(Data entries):
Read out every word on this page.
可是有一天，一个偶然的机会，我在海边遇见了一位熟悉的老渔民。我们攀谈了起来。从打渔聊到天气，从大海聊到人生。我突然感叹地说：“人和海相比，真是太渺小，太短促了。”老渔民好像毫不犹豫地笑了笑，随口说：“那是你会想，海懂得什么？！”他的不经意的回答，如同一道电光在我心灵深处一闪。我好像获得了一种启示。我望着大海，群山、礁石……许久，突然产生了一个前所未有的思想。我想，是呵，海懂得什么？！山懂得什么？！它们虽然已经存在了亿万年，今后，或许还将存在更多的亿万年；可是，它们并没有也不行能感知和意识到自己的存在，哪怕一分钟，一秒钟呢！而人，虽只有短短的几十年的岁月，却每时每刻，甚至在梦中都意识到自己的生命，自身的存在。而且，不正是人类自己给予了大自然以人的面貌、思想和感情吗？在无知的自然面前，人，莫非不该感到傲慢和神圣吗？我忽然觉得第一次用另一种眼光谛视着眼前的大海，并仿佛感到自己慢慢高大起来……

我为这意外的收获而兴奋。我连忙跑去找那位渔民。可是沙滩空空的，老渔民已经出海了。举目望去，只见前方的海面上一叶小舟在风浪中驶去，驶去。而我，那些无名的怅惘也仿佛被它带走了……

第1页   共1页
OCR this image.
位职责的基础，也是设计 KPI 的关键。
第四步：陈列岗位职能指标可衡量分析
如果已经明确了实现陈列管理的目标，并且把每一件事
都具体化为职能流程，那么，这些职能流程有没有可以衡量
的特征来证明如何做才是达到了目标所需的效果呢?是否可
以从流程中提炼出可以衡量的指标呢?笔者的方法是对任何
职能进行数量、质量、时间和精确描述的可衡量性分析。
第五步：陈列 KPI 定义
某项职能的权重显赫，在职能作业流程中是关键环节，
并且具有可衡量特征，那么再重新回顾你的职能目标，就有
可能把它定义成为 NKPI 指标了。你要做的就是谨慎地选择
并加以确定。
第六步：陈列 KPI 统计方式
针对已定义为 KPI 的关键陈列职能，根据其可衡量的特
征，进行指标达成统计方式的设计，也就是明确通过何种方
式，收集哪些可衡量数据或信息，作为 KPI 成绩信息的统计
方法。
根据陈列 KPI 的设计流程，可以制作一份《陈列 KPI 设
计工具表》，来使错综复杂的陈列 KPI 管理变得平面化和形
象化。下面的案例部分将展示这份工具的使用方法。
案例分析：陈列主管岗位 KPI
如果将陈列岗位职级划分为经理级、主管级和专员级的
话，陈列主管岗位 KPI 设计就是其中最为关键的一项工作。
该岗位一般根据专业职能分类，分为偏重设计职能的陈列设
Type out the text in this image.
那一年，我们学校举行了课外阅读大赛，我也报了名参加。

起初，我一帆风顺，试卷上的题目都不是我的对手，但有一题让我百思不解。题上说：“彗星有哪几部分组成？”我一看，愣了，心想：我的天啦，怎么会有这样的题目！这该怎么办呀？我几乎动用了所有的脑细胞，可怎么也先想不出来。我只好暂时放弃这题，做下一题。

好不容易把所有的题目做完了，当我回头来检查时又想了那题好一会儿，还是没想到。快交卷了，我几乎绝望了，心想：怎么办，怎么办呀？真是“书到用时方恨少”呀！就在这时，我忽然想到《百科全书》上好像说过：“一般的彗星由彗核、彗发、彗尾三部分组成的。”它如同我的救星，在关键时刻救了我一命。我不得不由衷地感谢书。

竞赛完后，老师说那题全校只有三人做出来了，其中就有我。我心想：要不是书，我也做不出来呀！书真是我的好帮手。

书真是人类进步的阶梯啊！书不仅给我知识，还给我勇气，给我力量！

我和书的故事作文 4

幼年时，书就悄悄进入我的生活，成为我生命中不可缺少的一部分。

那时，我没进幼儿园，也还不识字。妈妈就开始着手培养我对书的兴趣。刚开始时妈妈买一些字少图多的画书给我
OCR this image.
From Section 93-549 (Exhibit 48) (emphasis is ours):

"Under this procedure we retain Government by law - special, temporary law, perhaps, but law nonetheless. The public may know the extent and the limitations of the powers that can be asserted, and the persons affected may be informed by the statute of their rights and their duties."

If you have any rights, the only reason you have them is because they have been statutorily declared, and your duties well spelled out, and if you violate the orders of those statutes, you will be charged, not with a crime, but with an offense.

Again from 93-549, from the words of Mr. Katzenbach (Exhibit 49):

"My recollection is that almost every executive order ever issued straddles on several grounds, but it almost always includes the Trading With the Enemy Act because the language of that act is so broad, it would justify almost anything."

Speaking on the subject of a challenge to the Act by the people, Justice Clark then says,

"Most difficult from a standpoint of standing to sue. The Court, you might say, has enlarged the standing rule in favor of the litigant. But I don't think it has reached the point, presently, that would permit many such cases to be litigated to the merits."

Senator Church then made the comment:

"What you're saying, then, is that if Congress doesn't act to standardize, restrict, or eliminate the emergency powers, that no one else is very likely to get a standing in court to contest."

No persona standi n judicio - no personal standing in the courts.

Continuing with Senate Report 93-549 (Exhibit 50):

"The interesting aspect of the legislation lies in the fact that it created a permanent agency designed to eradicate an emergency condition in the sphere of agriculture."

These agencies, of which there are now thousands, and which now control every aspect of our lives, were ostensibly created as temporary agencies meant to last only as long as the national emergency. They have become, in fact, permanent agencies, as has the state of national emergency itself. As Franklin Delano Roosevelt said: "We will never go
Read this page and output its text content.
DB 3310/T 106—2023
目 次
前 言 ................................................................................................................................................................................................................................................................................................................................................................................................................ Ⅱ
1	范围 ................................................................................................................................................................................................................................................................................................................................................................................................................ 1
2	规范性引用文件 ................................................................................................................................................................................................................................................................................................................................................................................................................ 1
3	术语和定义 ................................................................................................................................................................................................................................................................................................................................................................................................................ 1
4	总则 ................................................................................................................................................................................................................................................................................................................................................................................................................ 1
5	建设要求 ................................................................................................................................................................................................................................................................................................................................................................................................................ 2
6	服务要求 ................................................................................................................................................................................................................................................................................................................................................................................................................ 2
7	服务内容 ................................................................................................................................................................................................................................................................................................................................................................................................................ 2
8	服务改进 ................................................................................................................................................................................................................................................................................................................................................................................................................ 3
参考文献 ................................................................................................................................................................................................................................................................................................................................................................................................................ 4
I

(INSTRUCTIONS TO FOLLOW):
The word "every" may occur in lines of the records. Report how many such lines there are, giving only the number.

(EXERCISE ANSWER):
3